▶ _PROBLEM TO SOLVE_
In the entries below, find every line holding the string "JSON" and collect it.

+++ DATA FOR THE TASK +++

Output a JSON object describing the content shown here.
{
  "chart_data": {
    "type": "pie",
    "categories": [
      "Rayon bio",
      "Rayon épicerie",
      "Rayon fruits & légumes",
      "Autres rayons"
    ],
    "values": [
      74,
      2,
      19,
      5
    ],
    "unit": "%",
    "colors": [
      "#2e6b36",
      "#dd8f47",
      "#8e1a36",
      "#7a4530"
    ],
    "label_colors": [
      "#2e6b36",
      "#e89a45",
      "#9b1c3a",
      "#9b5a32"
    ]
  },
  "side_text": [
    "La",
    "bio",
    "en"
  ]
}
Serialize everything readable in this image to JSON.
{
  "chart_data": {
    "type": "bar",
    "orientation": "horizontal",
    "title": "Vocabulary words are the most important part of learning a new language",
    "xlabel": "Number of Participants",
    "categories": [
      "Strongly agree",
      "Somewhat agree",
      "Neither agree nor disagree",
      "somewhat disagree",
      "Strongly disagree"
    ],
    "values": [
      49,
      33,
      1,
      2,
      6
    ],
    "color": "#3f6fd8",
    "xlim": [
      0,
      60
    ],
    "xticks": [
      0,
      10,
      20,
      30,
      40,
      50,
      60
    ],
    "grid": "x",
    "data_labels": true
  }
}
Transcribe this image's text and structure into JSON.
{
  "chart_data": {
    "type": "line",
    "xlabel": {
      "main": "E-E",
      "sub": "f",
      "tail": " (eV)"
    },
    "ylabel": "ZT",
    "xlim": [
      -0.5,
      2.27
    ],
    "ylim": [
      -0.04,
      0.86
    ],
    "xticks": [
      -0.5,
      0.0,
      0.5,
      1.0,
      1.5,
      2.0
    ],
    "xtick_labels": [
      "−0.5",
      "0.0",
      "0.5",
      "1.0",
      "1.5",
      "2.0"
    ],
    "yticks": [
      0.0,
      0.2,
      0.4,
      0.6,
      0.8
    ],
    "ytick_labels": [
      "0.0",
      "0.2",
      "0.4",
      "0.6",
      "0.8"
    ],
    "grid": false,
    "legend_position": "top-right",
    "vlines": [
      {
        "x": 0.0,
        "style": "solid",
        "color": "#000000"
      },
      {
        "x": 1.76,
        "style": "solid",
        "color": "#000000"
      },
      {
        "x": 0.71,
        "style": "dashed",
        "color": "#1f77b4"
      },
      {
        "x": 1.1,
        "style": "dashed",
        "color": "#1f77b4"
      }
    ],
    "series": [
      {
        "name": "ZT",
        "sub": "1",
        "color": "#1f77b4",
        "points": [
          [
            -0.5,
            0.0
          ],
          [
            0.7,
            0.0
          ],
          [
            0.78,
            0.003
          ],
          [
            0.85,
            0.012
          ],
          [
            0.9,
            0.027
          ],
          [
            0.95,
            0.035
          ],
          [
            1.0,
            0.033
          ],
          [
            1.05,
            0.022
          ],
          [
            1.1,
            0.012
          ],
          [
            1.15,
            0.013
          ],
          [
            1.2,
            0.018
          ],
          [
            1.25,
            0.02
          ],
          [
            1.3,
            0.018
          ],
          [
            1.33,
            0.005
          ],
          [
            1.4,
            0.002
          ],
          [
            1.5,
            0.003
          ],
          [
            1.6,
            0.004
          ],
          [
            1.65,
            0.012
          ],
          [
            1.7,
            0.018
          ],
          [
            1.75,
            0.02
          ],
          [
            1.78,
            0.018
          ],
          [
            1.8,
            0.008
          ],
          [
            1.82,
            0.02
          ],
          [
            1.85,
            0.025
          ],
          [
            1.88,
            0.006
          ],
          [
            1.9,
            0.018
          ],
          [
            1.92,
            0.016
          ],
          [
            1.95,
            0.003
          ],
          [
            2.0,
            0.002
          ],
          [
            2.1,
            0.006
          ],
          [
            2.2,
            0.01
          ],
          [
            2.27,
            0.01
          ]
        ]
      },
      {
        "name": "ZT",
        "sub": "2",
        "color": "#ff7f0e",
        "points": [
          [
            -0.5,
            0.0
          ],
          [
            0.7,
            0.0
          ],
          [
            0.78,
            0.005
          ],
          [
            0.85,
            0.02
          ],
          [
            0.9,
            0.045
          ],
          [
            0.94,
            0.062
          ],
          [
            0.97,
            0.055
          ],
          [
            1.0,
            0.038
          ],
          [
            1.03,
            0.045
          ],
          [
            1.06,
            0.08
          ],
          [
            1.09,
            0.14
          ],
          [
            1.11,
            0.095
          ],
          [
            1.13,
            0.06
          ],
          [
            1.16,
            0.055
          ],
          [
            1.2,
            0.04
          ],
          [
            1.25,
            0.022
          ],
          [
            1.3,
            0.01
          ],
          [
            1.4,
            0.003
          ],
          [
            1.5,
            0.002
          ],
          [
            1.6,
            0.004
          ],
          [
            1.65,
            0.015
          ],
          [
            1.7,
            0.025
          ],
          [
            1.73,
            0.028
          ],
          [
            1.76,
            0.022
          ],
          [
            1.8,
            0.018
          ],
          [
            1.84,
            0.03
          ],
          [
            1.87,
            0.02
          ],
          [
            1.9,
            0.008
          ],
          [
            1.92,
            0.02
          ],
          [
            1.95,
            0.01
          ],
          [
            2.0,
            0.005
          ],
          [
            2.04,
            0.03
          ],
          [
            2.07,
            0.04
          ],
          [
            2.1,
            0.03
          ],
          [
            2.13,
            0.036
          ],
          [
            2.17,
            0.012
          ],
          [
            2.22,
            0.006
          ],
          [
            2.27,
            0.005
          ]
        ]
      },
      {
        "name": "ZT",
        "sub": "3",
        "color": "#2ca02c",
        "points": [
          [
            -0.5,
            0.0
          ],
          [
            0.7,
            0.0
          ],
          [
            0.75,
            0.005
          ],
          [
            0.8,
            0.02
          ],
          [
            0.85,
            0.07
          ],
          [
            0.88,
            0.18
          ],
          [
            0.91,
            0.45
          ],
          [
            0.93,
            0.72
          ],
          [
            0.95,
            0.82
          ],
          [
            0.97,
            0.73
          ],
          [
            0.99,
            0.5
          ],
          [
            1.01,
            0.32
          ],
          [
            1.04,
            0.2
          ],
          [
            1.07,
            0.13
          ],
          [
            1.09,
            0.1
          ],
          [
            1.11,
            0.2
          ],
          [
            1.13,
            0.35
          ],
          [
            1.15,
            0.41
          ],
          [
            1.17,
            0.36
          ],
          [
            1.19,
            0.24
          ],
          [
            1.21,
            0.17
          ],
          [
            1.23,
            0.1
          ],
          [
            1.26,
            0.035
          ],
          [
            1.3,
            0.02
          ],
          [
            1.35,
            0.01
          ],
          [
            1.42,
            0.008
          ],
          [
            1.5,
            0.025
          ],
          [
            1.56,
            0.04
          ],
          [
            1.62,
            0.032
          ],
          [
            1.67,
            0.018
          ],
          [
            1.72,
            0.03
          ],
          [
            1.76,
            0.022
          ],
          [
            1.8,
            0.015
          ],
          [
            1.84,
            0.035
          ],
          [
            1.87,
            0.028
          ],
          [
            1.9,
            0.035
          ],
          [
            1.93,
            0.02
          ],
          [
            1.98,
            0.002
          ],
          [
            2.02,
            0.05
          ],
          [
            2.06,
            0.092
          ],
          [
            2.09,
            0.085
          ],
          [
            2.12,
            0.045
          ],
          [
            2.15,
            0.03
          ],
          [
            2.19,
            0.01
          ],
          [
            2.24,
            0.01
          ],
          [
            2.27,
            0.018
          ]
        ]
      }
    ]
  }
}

+++

▶ _EXERCISE OUTPUT_
Output a JSON object describing the content shown here.
Serialize everything readable in this image to JSON.
Transcribe this image's text and structure into JSON.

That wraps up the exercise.